### WORK REQUIRED
Your task is to locate every line holding the string "sponsored" and to copy each of them.

— Begin INPUT MATERIAL —

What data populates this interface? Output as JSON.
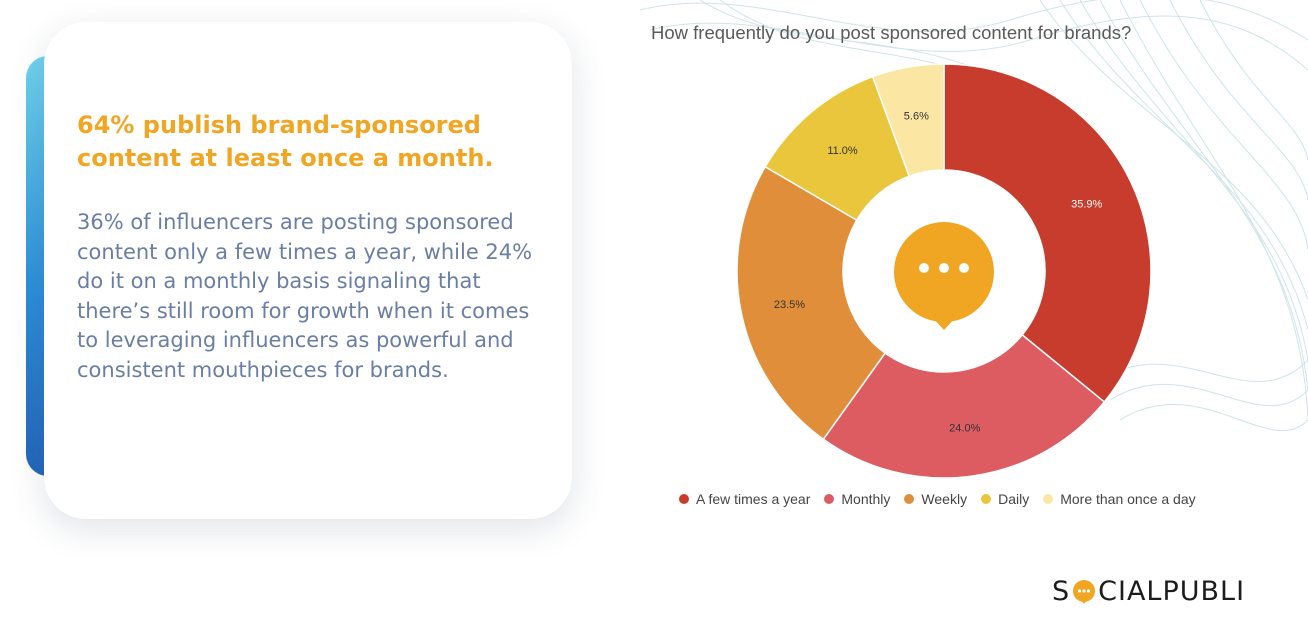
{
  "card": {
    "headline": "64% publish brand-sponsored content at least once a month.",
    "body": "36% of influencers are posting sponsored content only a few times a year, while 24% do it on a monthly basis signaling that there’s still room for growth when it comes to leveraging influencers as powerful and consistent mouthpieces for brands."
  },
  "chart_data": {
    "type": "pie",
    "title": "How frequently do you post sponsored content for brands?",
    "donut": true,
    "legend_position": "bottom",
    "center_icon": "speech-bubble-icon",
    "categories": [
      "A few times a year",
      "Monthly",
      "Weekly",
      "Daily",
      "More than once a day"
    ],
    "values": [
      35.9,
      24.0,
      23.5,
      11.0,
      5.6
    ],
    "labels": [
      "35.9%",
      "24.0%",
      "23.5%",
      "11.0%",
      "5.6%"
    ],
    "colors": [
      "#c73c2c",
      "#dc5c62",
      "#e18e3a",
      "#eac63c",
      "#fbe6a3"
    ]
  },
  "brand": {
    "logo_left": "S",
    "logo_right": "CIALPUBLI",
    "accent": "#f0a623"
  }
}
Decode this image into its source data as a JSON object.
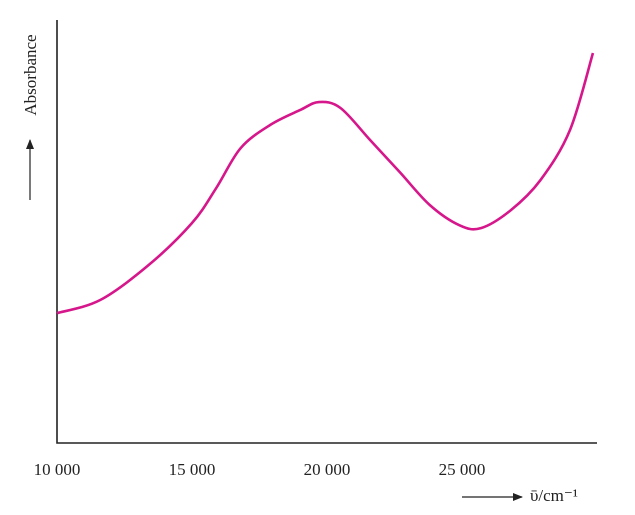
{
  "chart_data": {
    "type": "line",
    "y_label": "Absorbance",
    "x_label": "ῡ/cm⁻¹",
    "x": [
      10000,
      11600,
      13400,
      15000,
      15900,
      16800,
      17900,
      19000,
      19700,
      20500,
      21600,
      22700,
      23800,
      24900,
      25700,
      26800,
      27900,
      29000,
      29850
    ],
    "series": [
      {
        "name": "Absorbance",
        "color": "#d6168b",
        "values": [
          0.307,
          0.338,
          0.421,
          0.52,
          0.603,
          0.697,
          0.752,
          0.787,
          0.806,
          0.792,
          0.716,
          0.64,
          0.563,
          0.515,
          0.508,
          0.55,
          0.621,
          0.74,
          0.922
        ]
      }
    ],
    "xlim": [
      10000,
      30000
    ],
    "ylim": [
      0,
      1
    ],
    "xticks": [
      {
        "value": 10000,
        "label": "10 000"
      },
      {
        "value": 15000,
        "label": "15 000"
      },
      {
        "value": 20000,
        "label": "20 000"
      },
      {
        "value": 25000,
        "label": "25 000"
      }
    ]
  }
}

— End INPUT MATERIAL —

### FINAL ANSWER
    "headline": "64% publish brand-sponsored content at least once a month.",
    "body": "36% of influencers are posting sponsored content only a few times a year, while 24% do it on a monthly basis signaling that there’s still room for growth when it comes to leveraging influencers as powerful and consistent mouthpieces for brands."
    "title": "How frequently do you post sponsored content for brands?",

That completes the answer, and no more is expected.